> PROMPT 1:
Copy out the passage on consideration sets and context-dependent preferences in full, word for word.

First, it has been well documented that individuals typically choose after having first restricted the set of alternatives they consider to a limited set of alternatives, the so-called consideration set, and this set of considered alternatives may change from one choice to another (see Eliaz and Spiegler, 2011, Caplin, Dean and Martin, 2011, Manzini and Mariotti, 2012 and 2014a, Masatlioglu, Nakajima and Ozbay, 2012, and Demuynck and Seel, 2017, to give a non-exhaustive list of examples). Consequently, an evaluator trying to measure this individual’s well-being may conclude that her well-being fails to be transitive. Second, individuals may adjust the preferences with which they are consistent to the context in which they must choose. This context-dependency may come from a possible status quo bias, in which case the individual feels a strong preference towards keeping the same original situation. This may also come from some adaptation in aspirations, anchoring, or reference-dependence. See Kalai, Rubinstein and Spiegler (2002) and Manzini and Mariotti (2007, 2015, 2016) for examples of context-dependent preferences and variations.

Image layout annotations
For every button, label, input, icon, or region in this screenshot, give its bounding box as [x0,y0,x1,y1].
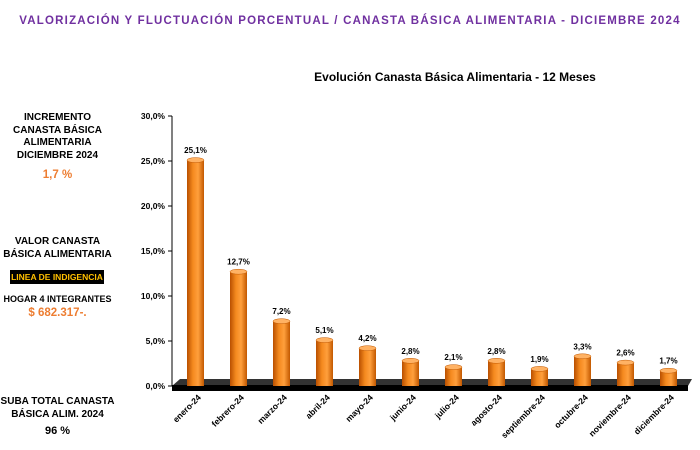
floor-top [172,379,692,386]
bar [660,370,677,386]
bars [186,157,678,386]
y-tick-label: 30,0% [141,111,166,121]
bar-value-label: 12,7% [227,258,250,267]
bar-value-label: 2,6% [616,349,634,358]
floor-slab [172,385,688,391]
bar-value-label: 7,2% [272,307,290,316]
bar [574,356,591,386]
bar-cap [315,337,334,343]
bar [402,360,419,386]
bar-cap [186,157,205,163]
x-tick-label: noviembre-24 [587,392,633,438]
y-tick-label: 20,0% [141,201,166,211]
y-tick-label: 5,0% [146,336,166,346]
household-label: HOGAR 4 INTEGRANTES [3,294,112,304]
x-tick-label: febrero-24 [209,392,246,429]
bar-cap [272,318,291,324]
chart-title: Evolución Canasta Básica Alimentaria - 1… [314,70,596,84]
bar [187,160,204,386]
bar [359,348,376,386]
x-tick-label: diciembre-24 [632,392,676,436]
bar-cap [358,345,377,351]
y-tick-label: 25,0% [141,156,166,166]
bar [316,340,333,386]
bar-value-label: 4,2% [358,334,376,343]
x-tick-label: septiembre-24 [499,392,547,440]
bar-cap [573,353,592,360]
bar-cap [401,358,420,364]
x-tick-label: mayo-24 [343,392,375,424]
bar-cap [616,359,635,366]
increment-value: 1,7 % [42,169,73,181]
x-tick-label: octubre-24 [552,392,590,430]
increment-label: INCREMENTO CANASTA BÁSICA ALIMENTARIA DI… [13,112,102,161]
bar-cap [487,358,506,364]
y-tick-label: 10,0% [141,291,166,301]
bar-value-label: 2,8% [487,347,505,356]
bar [488,360,505,386]
total-value: 96 % [44,425,71,437]
bar-value-label: 2,8% [401,347,419,356]
price-value: $ 682.317-. [28,307,87,319]
x-tick-label: abril-24 [303,392,332,421]
bar-value-label: 25,1% [184,146,207,155]
bar-cap [659,367,678,374]
x-axis-labels: enero-24 febrero-24 marzo-24 abril-24 mayo-2… [171,392,676,440]
bar-cap [530,366,549,372]
indigence-line-badge: LINEA DE INDIGENCIA [10,270,104,284]
bar-value-label: 2,1% [444,353,462,362]
bar-value-label: 5,1% [315,326,333,335]
bar [273,321,290,386]
bar [230,271,247,386]
page-header: VALORIZACIÓN Y FLUCTUACIÓN PORCENTUAL / … [19,15,681,27]
x-tick-label: marzo-24 [255,392,289,426]
bar [617,362,634,386]
bar [445,367,462,386]
x-tick-label: julio-24 [432,392,461,421]
total-label: SUBA TOTAL CANASTA BÁSICA ALIM. 2024 [0,396,115,420]
x-tick-label: junio-24 [387,392,418,423]
bar-value-label: 1,7% [659,357,677,366]
y-axis: 0,0% 5,0% 10,0% 15,0% 20,0% 25,0% 30,0% [141,111,173,391]
bar-value-label: 3,3% [573,342,591,351]
y-tick-label: 0,0% [146,381,166,391]
value-labels: 25,1% 12,7% 7,2% 5,1% 4,2% 2,8% 2,1% 2,8% 1,9% 3,… [184,146,677,366]
bar-cap [444,364,463,370]
bar-value-label: 1,9% [530,355,548,364]
x-tick-label: agosto-24 [468,392,504,428]
bar-cap [229,268,248,275]
summary-panel: INCREMENTO CANASTA BÁSICA ALIMENTARIA DI… [0,0,115,450]
value-label: VALOR CANASTA BÁSICA ALIMENTARIA [3,236,112,260]
x-tick-label: enero-24 [171,392,203,424]
y-tick-label: 15,0% [141,246,166,256]
bar [531,368,548,386]
chart-floor [172,379,692,391]
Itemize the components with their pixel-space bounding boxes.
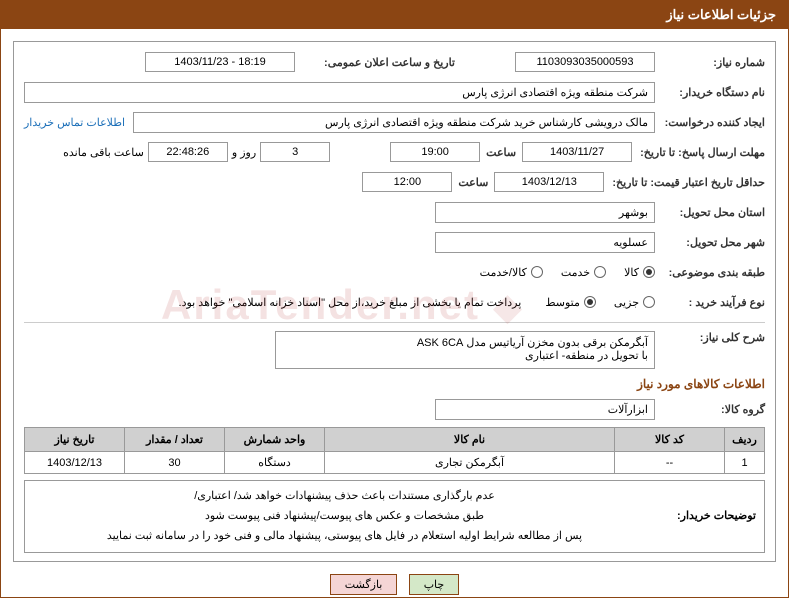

> PROMPT 2:
From the listing, extract the lines from the line with "floor-top [172,379,692,386]" to the line with "bar-value-label: 2,8% [487,347,505,356]", including both of those lines, and reproduce only them without any change.

> FULL ANSWER 1:
First, it has been well documented that individuals typically choose after having first restricted the set of alternatives they consider to a limited set of alternatives, the so-called consideration set, and this set of considered alternatives may change from one choice to another (see Eliaz and Spiegler, 2011, Caplin, Dean and Martin, 2011, Manzini and Mariotti, 2012 and 2014a, Masatlioglu, Nakajima and Ozbay, 2012, and Demuynck and Seel, 2017, to give a non-exhaustive list of examples). Consequently, an evaluator trying to measure this individual’s well-being may conclude that her well-being fails to be transitive. Second, individuals may adjust the preferences with which they are consistent to the context in which they must choose. This context-dependency may come from a possible status quo bias, in which case the individual feels a strong preference towards keeping the same original situation. This may also come from some adaptation in aspirations, anchoring, or reference-dependence. See Kalai, Rubinstein and Spiegler (2002) and Manzini and Mariotti (2007, 2015, 2016) for examples of context-dependent preferences and variations.

> FULL ANSWER 2:
floor-top [172,379,692,386]
bar [660,370,677,386]
bars [186,157,678,386]
y-tick-label: 30,0% [141,111,166,121]
bar-value-label: 12,7% [227,258,250,267]
bar-value-label: 2,6% [616,349,634,358]
floor-slab [172,385,688,391]
bar-value-label: 7,2% [272,307,290,316]
bar [574,356,591,386]
bar-cap [315,337,334,343]
bar [402,360,419,386]
bar-cap [186,157,205,163]
x-tick-label: noviembre-24 [587,392,633,438]
y-tick-label: 20,0% [141,201,166,211]
y-tick-label: 5,0% [146,336,166,346]
household-label: HOGAR 4 INTEGRANTES [3,294,112,304]
x-tick-label: febrero-24 [209,392,246,429]
bar-cap [272,318,291,324]
chart-title: Evolución Canasta Básica Alimentaria - 1… [314,70,596,84]
bar [187,160,204,386]
bar [359,348,376,386]
x-tick-label: diciembre-24 [632,392,676,436]
bar-cap [358,345,377,351]
y-tick-label: 25,0% [141,156,166,166]
bar [316,340,333,386]
bar-value-label: 4,2% [358,334,376,343]
x-tick-label: septiembre-24 [499,392,547,440]
bar-cap [573,353,592,360]
bar-cap [401,358,420,364]
x-tick-label: mayo-24 [343,392,375,424]
bar-cap [616,359,635,366]
increment-value: 1,7 % [42,169,73,181]
x-tick-label: octubre-24 [552,392,590,430]
increment-label: INCREMENTO CANASTA BÁSICA ALIMENTARIA DI… [13,112,102,161]
bar-cap [487,358,506,364]
y-tick-label: 10,0% [141,291,166,301]
bar-value-label: 2,8% [487,347,505,356]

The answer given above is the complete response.